* _Instructions for the task_
Strip the pictures and reproduce the rest of the listing exactly.

* _Input for this task_
^^^^

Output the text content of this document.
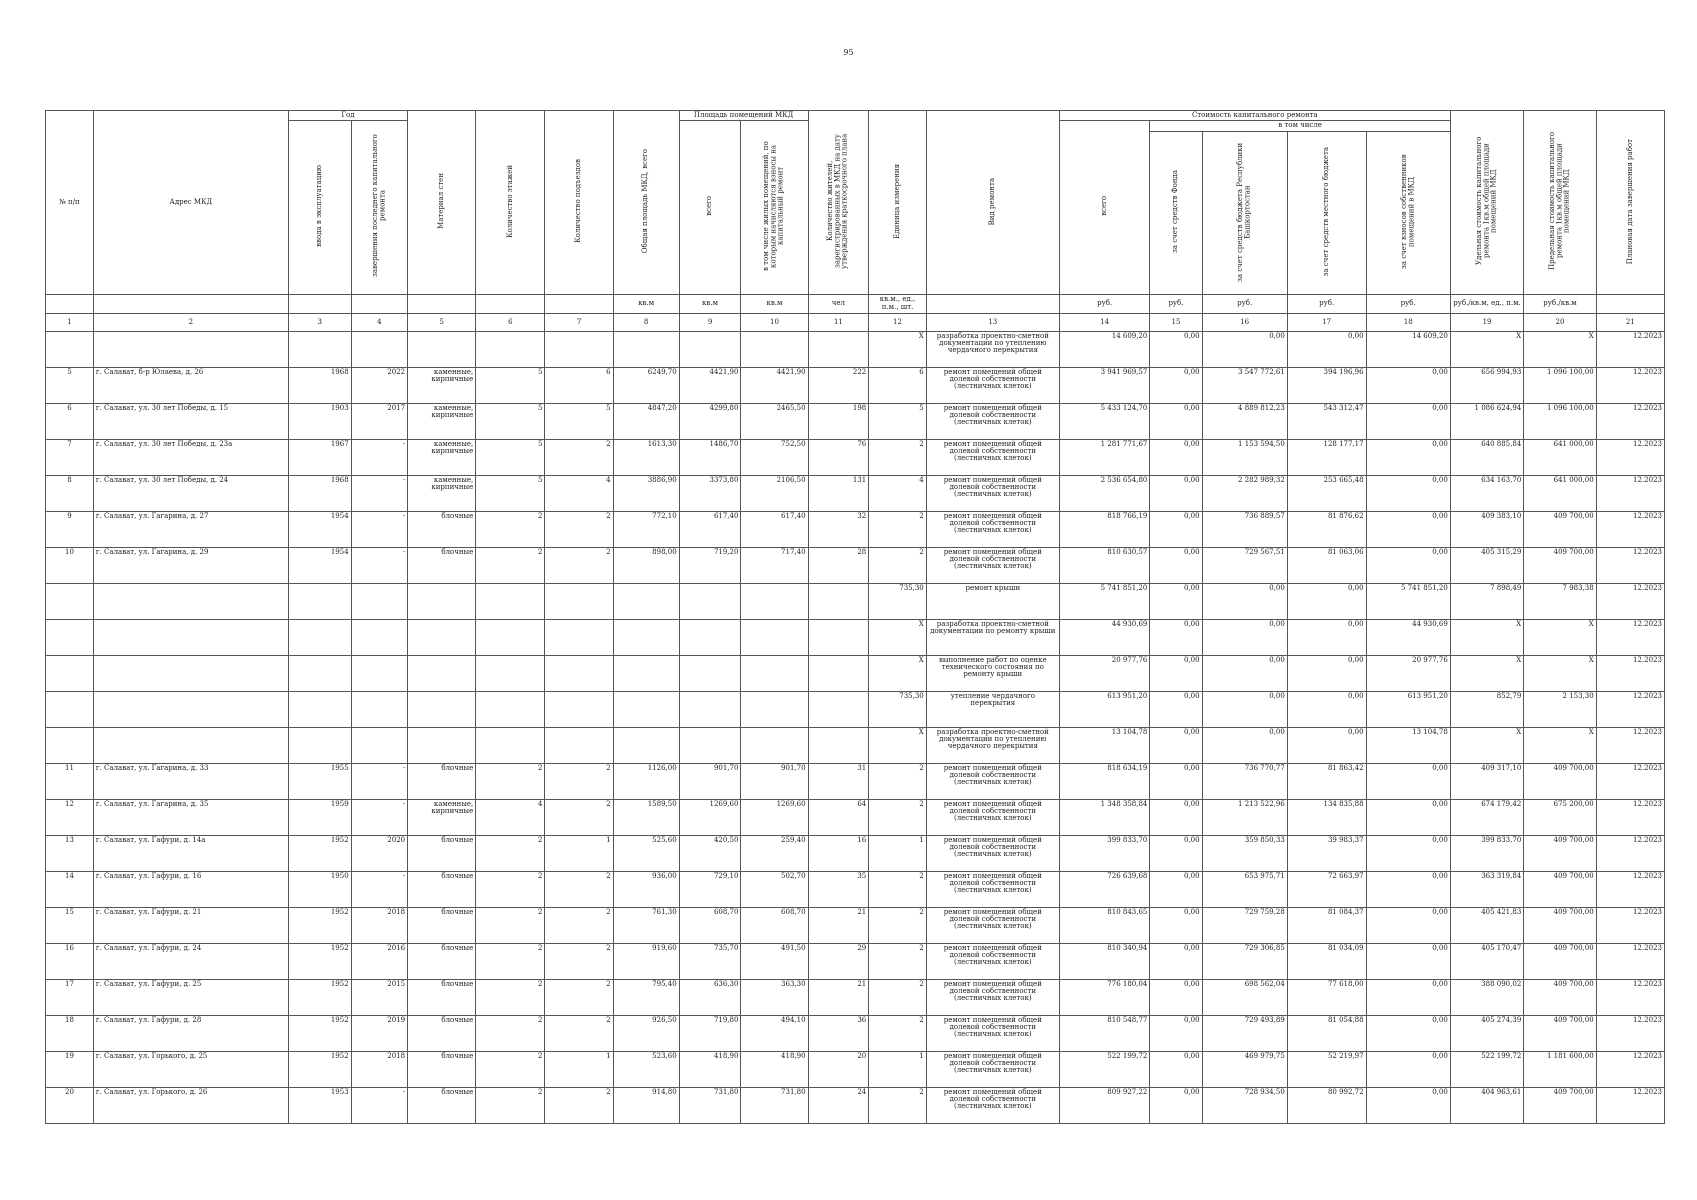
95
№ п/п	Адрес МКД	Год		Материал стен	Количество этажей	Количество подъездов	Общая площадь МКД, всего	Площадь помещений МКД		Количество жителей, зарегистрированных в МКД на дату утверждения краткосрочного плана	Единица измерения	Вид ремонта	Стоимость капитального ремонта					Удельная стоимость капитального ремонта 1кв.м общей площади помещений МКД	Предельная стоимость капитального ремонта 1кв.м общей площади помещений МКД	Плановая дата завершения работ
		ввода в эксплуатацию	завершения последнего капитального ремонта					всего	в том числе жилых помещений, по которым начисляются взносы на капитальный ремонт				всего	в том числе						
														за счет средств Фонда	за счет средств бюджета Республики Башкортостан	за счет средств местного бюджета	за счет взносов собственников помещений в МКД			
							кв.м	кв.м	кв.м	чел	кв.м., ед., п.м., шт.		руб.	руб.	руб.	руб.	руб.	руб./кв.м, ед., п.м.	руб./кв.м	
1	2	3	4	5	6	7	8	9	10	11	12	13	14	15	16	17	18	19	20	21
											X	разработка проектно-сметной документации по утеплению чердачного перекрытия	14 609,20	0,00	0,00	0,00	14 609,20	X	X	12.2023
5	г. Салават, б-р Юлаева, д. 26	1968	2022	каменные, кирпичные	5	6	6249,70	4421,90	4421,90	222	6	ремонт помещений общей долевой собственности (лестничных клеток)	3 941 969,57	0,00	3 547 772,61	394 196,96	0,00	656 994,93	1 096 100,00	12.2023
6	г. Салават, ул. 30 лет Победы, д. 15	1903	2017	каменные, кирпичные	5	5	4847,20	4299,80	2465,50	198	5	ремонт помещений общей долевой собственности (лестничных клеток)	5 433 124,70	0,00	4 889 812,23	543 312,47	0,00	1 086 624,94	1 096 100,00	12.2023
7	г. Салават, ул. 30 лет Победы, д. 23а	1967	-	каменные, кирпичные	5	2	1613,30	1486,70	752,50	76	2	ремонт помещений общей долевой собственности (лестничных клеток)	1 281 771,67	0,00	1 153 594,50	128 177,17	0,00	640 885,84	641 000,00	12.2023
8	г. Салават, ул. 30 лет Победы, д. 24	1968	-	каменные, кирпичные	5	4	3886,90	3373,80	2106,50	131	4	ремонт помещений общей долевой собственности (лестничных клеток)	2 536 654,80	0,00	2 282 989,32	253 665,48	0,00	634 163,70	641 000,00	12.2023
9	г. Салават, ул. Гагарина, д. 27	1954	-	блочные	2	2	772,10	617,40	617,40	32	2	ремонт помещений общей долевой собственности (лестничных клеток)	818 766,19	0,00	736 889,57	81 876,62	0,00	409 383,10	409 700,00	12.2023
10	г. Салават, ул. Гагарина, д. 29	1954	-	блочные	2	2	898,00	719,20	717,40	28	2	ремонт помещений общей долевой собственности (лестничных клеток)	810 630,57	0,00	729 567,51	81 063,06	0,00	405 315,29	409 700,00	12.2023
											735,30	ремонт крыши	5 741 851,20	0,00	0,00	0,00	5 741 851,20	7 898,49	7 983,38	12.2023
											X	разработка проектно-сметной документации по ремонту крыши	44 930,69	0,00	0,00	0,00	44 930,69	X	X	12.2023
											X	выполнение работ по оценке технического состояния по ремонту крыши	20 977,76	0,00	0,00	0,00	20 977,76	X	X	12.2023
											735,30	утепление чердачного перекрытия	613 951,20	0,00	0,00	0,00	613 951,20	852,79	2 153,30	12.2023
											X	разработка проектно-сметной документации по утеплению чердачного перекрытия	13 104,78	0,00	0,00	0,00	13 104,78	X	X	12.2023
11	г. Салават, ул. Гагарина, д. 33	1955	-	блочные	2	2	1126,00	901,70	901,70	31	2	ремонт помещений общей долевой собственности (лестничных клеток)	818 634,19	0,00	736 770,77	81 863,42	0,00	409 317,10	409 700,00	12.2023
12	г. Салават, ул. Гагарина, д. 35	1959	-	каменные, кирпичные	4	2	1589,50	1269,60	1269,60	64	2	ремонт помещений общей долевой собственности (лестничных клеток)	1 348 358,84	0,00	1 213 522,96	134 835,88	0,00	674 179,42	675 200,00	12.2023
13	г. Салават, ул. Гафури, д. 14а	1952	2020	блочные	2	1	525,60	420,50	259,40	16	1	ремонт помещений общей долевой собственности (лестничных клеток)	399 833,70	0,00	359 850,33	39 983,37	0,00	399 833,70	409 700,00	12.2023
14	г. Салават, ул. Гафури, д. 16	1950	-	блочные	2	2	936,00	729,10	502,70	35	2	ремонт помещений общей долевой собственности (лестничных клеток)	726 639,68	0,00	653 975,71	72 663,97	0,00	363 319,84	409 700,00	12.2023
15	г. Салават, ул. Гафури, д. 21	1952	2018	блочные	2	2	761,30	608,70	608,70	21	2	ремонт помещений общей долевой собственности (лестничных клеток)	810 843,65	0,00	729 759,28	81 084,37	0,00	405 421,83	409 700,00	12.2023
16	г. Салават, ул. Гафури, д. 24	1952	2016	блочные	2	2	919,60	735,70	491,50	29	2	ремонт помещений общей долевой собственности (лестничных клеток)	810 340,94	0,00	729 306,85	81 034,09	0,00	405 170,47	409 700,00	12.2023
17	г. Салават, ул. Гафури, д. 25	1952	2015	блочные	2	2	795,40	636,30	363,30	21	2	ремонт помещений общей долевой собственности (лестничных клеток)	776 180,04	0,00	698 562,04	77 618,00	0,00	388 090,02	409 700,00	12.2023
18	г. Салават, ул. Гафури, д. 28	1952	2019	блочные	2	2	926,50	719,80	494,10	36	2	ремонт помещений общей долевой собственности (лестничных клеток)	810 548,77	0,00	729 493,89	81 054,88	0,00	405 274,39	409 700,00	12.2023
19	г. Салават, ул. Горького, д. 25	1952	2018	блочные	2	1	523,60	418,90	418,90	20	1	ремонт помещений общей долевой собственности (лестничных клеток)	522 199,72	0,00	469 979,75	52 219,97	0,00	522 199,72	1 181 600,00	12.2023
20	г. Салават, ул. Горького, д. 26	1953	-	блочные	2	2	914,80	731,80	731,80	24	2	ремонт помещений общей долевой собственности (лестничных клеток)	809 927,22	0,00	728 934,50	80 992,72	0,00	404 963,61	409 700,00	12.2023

^^^^

* _Response for this exercise_
Output the text content of this document.
95
№ п/п	Адрес МКД	Год		Материал стен	Количество этажей	Количество подъездов	Общая площадь МКД, всего	Площадь помещений МКД		Количество жителей, зарегистрированных в МКД на дату утверждения краткосрочного плана	Единица измерения	Вид ремонта	Стоимость капитального ремонта					Удельная стоимость капитального ремонта 1кв.м общей площади помещений МКД	Предельная стоимость капитального ремонта 1кв.м общей площади помещений МКД	Плановая дата завершения работ
		ввода в эксплуатацию	завершения последнего капитального ремонта					всего	в том числе жилых помещений, по которым начисляются взносы на капитальный ремонт				всего	в том числе						
														за счет средств Фонда	за счет средств бюджета Республики Башкортостан	за счет средств местного бюджета	за счет взносов собственников помещений в МКД			
							кв.м	кв.м	кв.м	чел	кв.м., ед., п.м., шт.		руб.	руб.	руб.	руб.	руб.	руб./кв.м, ед., п.м.	руб./кв.м	
1	2	3	4	5	6	7	8	9	10	11	12	13	14	15	16	17	18	19	20	21
											X	разработка проектно-сметной документации по утеплению чердачного перекрытия	14 609,20	0,00	0,00	0,00	14 609,20	X	X	12.2023
5	г. Салават, б-р Юлаева, д. 26	1968	2022	каменные, кирпичные	5	6	6249,70	4421,90	4421,90	222	6	ремонт помещений общей долевой собственности (лестничных клеток)	3 941 969,57	0,00	3 547 772,61	394 196,96	0,00	656 994,93	1 096 100,00	12.2023
6	г. Салават, ул. 30 лет Победы, д. 15	1903	2017	каменные, кирпичные	5	5	4847,20	4299,80	2465,50	198	5	ремонт помещений общей долевой собственности (лестничных клеток)	5 433 124,70	0,00	4 889 812,23	543 312,47	0,00	1 086 624,94	1 096 100,00	12.2023
7	г. Салават, ул. 30 лет Победы, д. 23а	1967	-	каменные, кирпичные	5	2	1613,30	1486,70	752,50	76	2	ремонт помещений общей долевой собственности (лестничных клеток)	1 281 771,67	0,00	1 153 594,50	128 177,17	0,00	640 885,84	641 000,00	12.2023
8	г. Салават, ул. 30 лет Победы, д. 24	1968	-	каменные, кирпичные	5	4	3886,90	3373,80	2106,50	131	4	ремонт помещений общей долевой собственности (лестничных клеток)	2 536 654,80	0,00	2 282 989,32	253 665,48	0,00	634 163,70	641 000,00	12.2023
9	г. Салават, ул. Гагарина, д. 27	1954	-	блочные	2	2	772,10	617,40	617,40	32	2	ремонт помещений общей долевой собственности (лестничных клеток)	818 766,19	0,00	736 889,57	81 876,62	0,00	409 383,10	409 700,00	12.2023
10	г. Салават, ул. Гагарина, д. 29	1954	-	блочные	2	2	898,00	719,20	717,40	28	2	ремонт помещений общей долевой собственности (лестничных клеток)	810 630,57	0,00	729 567,51	81 063,06	0,00	405 315,29	409 700,00	12.2023
											735,30	ремонт крыши	5 741 851,20	0,00	0,00	0,00	5 741 851,20	7 898,49	7 983,38	12.2023
											X	разработка проектно-сметной документации по ремонту крыши	44 930,69	0,00	0,00	0,00	44 930,69	X	X	12.2023
											X	выполнение работ по оценке технического состояния по ремонту крыши	20 977,76	0,00	0,00	0,00	20 977,76	X	X	12.2023
											735,30	утепление чердачного перекрытия	613 951,20	0,00	0,00	0,00	613 951,20	852,79	2 153,30	12.2023
											X	разработка проектно-сметной документации по утеплению чердачного перекрытия	13 104,78	0,00	0,00	0,00	13 104,78	X	X	12.2023
11	г. Салават, ул. Гагарина, д. 33	1955	-	блочные	2	2	1126,00	901,70	901,70	31	2	ремонт помещений общей долевой собственности (лестничных клеток)	818 634,19	0,00	736 770,77	81 863,42	0,00	409 317,10	409 700,00	12.2023
12	г. Салават, ул. Гагарина, д. 35	1959	-	каменные, кирпичные	4	2	1589,50	1269,60	1269,60	64	2	ремонт помещений общей долевой собственности (лестничных клеток)	1 348 358,84	0,00	1 213 522,96	134 835,88	0,00	674 179,42	675 200,00	12.2023
13	г. Салават, ул. Гафури, д. 14а	1952	2020	блочные	2	1	525,60	420,50	259,40	16	1	ремонт помещений общей долевой собственности (лестничных клеток)	399 833,70	0,00	359 850,33	39 983,37	0,00	399 833,70	409 700,00	12.2023
14	г. Салават, ул. Гафури, д. 16	1950	-	блочные	2	2	936,00	729,10	502,70	35	2	ремонт помещений общей долевой собственности (лестничных клеток)	726 639,68	0,00	653 975,71	72 663,97	0,00	363 319,84	409 700,00	12.2023
15	г. Салават, ул. Гафури, д. 21	1952	2018	блочные	2	2	761,30	608,70	608,70	21	2	ремонт помещений общей долевой собственности (лестничных клеток)	810 843,65	0,00	729 759,28	81 084,37	0,00	405 421,83	409 700,00	12.2023
16	г. Салават, ул. Гафури, д. 24	1952	2016	блочные	2	2	919,60	735,70	491,50	29	2	ремонт помещений общей долевой собственности (лестничных клеток)	810 340,94	0,00	729 306,85	81 034,09	0,00	405 170,47	409 700,00	12.2023
17	г. Салават, ул. Гафури, д. 25	1952	2015	блочные	2	2	795,40	636,30	363,30	21	2	ремонт помещений общей долевой собственности (лестничных клеток)	776 180,04	0,00	698 562,04	77 618,00	0,00	388 090,02	409 700,00	12.2023
18	г. Салават, ул. Гафури, д. 28	1952	2019	блочные	2	2	926,50	719,80	494,10	36	2	ремонт помещений общей долевой собственности (лестничных клеток)	810 548,77	0,00	729 493,89	81 054,88	0,00	405 274,39	409 700,00	12.2023
19	г. Салават, ул. Горького, д. 25	1952	2018	блочные	2	1	523,60	418,90	418,90	20	1	ремонт помещений общей долевой собственности (лестничных клеток)	522 199,72	0,00	469 979,75	52 219,97	0,00	522 199,72	1 181 600,00	12.2023
20	г. Салават, ул. Горького, д. 26	1953	-	блочные	2	2	914,80	731,80	731,80	24	2	ремонт помещений общей долевой собственности (лестничных клеток)	809 927,22	0,00	728 934,50	80 992,72	0,00	404 963,61	409 700,00	12.2023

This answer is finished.